— start —

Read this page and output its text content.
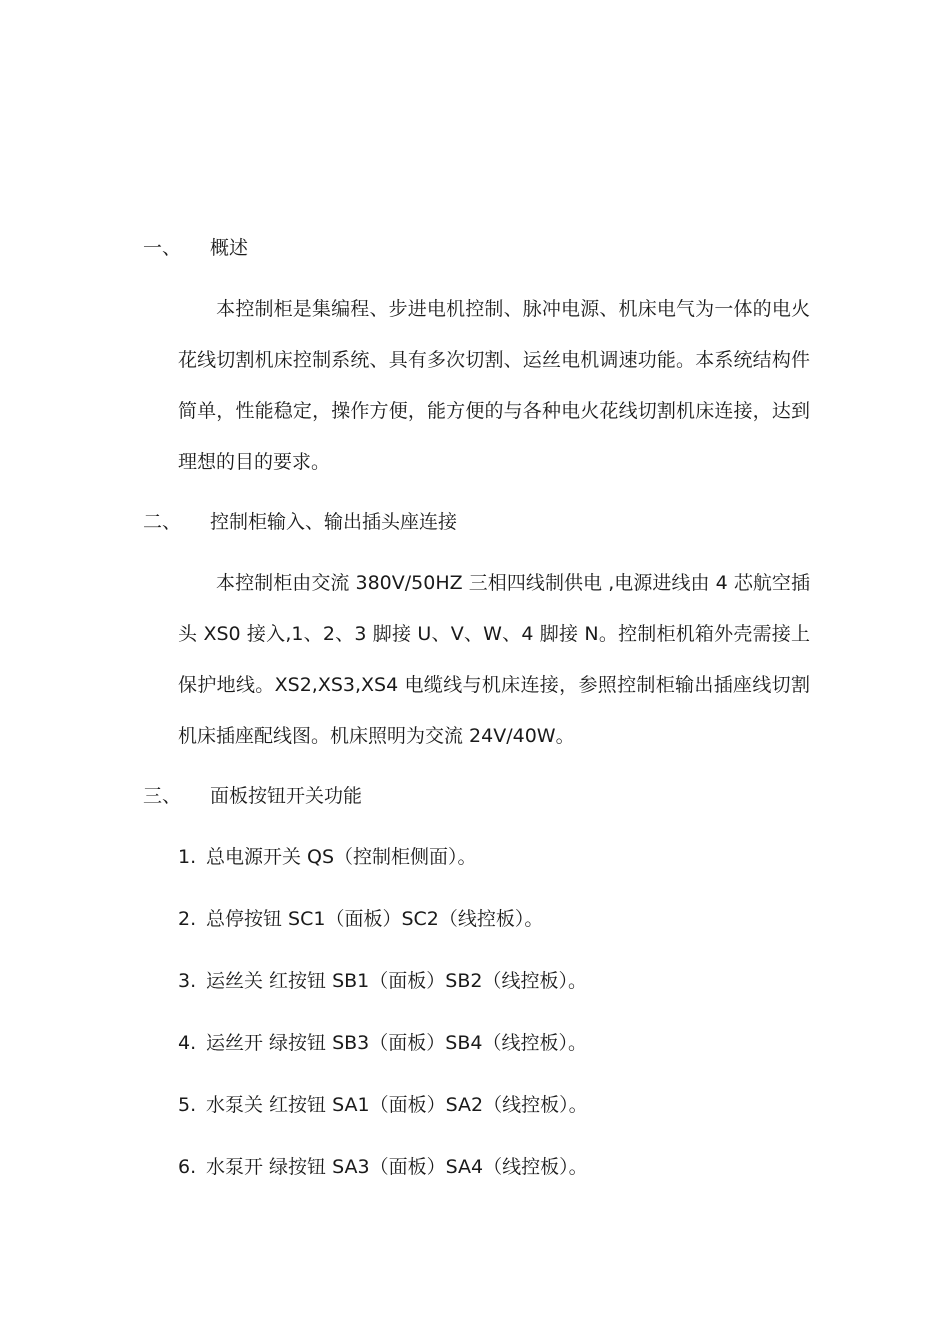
一、 概述
本控制柜是集编程、步进电机控制、脉冲电源、机床电气为一体的电火花线切割机床控制系统、具有多次切割、运丝电机调速功能。本系统结构件简单，性能稳定，操作方便，能方便的与各种电火花线切割机床连接，达到理想的目的要求。
二、 控制柜输入、输出插头座连接
本控制柜由交流 380V/50HZ 三相四线制供电 ,电源进线由 4 芯航空插头 XS0 接入,1、2、3 脚接 U、V、W、4 脚接 N。控制柜机箱外壳需接上保护地线。XS2,XS3,XS4 电缆线与机床连接，参照控制柜输出插座线切割机床插座配线图。机床照明为交流 24V/40W。
三、 面板按钮开关功能
1. 总电源开关 QS（控制柜侧面）。
2. 总停按钮 SC1（面板）SC2（线控板）。
3. 运丝关 红按钮 SB1（面板）SB2（线控板）。
4. 运丝开 绿按钮 SB3（面板）SB4（线控板）。
5. 水泵关 红按钮 SA1（面板）SA2（线控板）。
6. 水泵开 绿按钮 SA3（面板）SA4（线控板）。
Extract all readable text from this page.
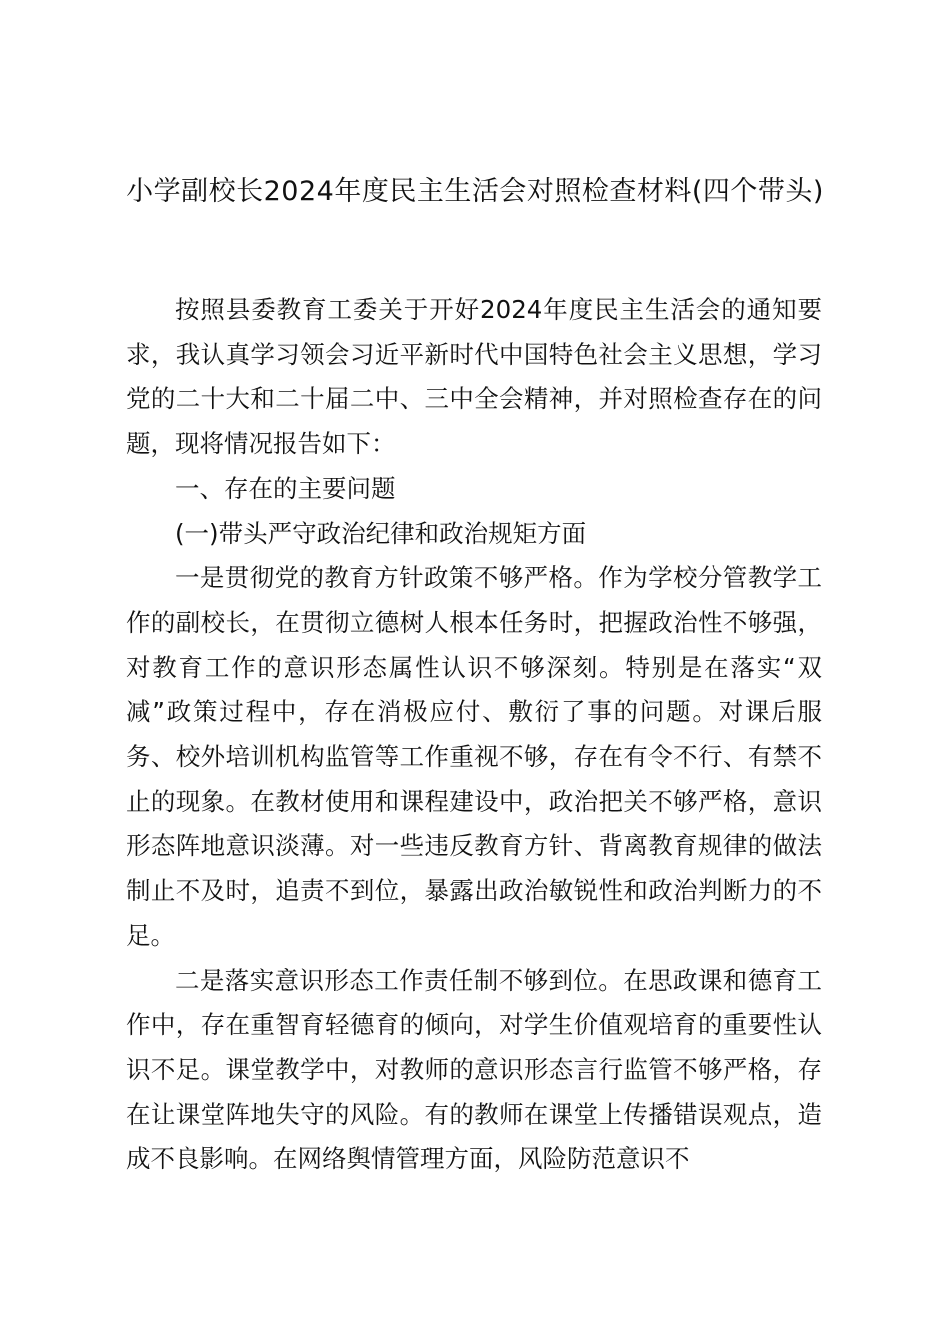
小学副校长2024年度民主生活会对照检查材料(四个带头)

按照县委教育工委关于开好2024年度民主生活会的通知要求，我认真学习领会习近平新时代中国特色社会主义思想，学习党的二十大和二十届二中、三中全会精神，并对照检查存在的问题，现将情况报告如下：

一、存在的主要问题

(一)带头严守政治纪律和政治规矩方面

一是贯彻党的教育方针政策不够严格。作为学校分管教学工作的副校长，在贯彻立德树人根本任务时，把握政治性不够强，对教育工作的意识形态属性认识不够深刻。特别是在落实“双减”政策过程中，存在消极应付、敷衍了事的问题。对课后服务、校外培训机构监管等工作重视不够，存在有令不行、有禁不止的现象。在教材使用和课程建设中，政治把关不够严格，意识形态阵地意识淡薄。对一些违反教育方针、背离教育规律的做法制止不及时，追责不到位，暴露出政治敏锐性和政治判断力的不足。

二是落实意识形态工作责任制不够到位。在思政课和德育工作中，存在重智育轻德育的倾向，对学生价值观培育的重要性认识不足。课堂教学中，对教师的意识形态言行监管不够严格，存在让课堂阵地失守的风险。有的教师在课堂上传播错误观点，造成不良影响。在网络舆情管理方面，风险防范意识不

— end —

_WRITTEN INSTRUCTION_: Select every line of the material above holding the word "page" and copy it.

_PROBLEM SOLUTION_:
Read this page and output its text content.
Extract all readable text from this page.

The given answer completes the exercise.